§ **Problem to work on**
Reading the listing below, count the lines that contain the word "طالب" and give that count alone.

§ **Stored rows**
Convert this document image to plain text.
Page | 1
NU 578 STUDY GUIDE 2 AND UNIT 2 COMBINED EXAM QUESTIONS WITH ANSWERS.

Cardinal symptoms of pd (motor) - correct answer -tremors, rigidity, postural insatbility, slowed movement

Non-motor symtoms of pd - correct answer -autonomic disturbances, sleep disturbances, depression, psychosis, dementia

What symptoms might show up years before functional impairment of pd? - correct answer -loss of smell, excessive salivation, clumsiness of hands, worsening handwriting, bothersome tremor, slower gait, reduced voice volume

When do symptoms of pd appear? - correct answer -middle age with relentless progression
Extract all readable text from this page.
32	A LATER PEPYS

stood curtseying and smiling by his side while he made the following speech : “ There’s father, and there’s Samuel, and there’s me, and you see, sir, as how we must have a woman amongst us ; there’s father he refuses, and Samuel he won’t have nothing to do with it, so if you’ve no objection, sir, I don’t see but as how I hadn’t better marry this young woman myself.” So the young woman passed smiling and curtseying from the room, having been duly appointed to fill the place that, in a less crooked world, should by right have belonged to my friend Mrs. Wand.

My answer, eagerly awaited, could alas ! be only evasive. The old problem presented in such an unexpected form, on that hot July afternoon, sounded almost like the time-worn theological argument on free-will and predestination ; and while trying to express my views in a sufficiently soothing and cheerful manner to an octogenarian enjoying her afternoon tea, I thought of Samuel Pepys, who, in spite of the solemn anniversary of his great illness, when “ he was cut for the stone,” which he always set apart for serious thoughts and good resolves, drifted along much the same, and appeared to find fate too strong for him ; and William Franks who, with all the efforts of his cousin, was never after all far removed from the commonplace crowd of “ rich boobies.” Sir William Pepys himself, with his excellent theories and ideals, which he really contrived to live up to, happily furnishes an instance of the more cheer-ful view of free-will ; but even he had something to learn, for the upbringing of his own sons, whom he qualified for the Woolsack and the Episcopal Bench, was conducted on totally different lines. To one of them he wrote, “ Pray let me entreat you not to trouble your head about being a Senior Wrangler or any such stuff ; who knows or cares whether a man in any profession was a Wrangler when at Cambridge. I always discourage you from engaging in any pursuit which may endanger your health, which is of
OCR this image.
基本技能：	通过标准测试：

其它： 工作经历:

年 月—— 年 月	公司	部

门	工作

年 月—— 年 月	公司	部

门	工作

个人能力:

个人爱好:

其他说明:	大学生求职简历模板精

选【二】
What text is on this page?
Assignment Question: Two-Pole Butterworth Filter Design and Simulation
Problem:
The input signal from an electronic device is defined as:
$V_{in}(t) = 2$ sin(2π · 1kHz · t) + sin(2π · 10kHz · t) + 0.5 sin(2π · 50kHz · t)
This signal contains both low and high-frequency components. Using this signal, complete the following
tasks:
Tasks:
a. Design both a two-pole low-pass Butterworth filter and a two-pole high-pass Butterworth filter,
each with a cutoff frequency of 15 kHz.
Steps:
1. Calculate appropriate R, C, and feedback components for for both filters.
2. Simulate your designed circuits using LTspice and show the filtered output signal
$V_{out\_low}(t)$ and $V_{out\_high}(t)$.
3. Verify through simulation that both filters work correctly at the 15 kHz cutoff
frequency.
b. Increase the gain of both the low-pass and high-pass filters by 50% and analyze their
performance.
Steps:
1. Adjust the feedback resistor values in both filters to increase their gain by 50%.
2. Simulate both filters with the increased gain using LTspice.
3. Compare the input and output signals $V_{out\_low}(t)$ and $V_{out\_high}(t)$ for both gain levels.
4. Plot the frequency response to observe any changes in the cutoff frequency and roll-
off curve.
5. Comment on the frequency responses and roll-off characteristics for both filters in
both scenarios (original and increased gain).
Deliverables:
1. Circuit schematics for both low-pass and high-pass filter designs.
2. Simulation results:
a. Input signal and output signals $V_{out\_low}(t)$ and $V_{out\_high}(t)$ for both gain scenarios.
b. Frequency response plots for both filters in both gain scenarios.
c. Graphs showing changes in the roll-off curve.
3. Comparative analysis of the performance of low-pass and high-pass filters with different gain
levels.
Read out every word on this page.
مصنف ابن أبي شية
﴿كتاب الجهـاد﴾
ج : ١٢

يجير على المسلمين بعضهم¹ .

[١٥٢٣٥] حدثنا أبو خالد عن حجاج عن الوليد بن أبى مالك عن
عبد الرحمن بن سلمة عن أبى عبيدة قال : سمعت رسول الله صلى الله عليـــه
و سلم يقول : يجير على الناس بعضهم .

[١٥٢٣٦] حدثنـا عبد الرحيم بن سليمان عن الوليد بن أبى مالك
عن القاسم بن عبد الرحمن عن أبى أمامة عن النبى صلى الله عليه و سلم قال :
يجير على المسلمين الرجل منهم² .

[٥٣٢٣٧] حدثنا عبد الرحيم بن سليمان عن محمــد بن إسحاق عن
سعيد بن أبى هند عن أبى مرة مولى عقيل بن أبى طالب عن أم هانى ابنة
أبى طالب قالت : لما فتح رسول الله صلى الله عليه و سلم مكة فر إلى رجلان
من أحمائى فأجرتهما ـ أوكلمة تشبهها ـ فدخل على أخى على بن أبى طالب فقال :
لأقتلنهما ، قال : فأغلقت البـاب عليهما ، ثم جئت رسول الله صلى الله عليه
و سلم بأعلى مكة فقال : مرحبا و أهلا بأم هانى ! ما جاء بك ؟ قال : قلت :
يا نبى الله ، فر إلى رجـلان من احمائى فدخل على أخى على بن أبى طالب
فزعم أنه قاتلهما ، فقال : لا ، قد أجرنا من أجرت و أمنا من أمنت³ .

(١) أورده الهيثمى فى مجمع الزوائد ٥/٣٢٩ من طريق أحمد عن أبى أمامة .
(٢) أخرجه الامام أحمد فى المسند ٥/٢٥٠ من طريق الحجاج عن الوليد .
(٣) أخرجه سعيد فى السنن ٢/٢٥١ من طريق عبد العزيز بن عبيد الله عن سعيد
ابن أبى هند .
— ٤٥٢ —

§ **Response to the exercise**
4